### Annotated element entries

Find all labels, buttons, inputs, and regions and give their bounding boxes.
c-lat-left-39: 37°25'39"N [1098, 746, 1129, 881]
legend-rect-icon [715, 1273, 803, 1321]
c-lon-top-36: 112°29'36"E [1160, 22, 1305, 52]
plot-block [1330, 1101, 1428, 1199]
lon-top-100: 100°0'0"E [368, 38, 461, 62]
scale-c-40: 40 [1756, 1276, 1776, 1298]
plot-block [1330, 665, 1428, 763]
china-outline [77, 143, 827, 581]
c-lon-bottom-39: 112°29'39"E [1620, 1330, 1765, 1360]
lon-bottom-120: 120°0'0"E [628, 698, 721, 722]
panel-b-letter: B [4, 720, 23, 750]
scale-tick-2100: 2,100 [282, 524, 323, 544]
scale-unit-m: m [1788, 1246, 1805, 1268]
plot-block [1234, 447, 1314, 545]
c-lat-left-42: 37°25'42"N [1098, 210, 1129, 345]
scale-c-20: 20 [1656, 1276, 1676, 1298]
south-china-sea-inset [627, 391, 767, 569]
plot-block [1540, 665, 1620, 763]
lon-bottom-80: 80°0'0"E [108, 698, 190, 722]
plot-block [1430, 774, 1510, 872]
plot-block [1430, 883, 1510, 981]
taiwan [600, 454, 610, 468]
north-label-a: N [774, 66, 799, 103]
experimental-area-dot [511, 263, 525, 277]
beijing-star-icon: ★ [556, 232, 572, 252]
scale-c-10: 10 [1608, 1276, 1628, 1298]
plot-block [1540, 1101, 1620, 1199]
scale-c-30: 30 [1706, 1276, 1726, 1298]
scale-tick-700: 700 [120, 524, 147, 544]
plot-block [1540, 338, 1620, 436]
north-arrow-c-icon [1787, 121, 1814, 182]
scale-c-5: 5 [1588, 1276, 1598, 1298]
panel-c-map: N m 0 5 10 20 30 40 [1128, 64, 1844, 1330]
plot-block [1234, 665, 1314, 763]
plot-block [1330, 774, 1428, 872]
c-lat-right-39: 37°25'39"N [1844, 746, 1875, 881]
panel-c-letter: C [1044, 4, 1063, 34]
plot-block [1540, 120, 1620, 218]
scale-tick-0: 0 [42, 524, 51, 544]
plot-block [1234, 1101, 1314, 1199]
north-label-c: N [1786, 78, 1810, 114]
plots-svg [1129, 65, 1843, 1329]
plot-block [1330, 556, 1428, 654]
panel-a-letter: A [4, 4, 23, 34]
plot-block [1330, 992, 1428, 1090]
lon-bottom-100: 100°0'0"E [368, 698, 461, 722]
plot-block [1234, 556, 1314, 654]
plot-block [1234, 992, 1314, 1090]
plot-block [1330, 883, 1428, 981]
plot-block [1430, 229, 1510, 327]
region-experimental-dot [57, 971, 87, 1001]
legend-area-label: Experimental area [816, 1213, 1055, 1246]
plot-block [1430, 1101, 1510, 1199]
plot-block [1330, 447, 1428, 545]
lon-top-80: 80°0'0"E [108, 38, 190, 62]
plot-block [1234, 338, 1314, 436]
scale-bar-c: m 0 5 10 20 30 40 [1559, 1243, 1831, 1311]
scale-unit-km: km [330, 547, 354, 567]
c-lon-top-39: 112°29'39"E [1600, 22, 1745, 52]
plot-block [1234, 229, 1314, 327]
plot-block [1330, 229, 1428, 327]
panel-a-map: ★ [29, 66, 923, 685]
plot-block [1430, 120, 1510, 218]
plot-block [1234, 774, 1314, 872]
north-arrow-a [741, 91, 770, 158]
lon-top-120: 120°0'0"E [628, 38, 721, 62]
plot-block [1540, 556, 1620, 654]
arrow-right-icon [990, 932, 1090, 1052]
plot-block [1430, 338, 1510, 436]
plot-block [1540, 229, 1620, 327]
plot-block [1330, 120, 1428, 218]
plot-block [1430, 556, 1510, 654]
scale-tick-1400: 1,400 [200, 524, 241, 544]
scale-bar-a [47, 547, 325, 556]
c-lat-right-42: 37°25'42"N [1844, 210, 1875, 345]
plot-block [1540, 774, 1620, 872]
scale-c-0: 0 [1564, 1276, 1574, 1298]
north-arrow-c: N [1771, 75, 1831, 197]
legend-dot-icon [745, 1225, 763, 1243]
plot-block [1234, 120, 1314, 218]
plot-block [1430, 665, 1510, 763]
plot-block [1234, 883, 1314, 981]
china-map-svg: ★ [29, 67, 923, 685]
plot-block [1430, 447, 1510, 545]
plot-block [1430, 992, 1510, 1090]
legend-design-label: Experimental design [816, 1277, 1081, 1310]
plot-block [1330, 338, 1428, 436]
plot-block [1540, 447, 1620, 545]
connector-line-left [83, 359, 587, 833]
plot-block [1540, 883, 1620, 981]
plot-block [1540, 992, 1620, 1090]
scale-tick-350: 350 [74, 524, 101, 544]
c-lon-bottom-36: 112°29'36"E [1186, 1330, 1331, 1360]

### EXERCISE TASK
Which lines of the data above contain the string "china"? Pick out each one and copy it in full.

### CORRECT RESULT
china-outline [77, 143, 827, 581]
south-china-sea-inset [627, 391, 767, 569]
china-map-svg: ★ [29, 67, 923, 685]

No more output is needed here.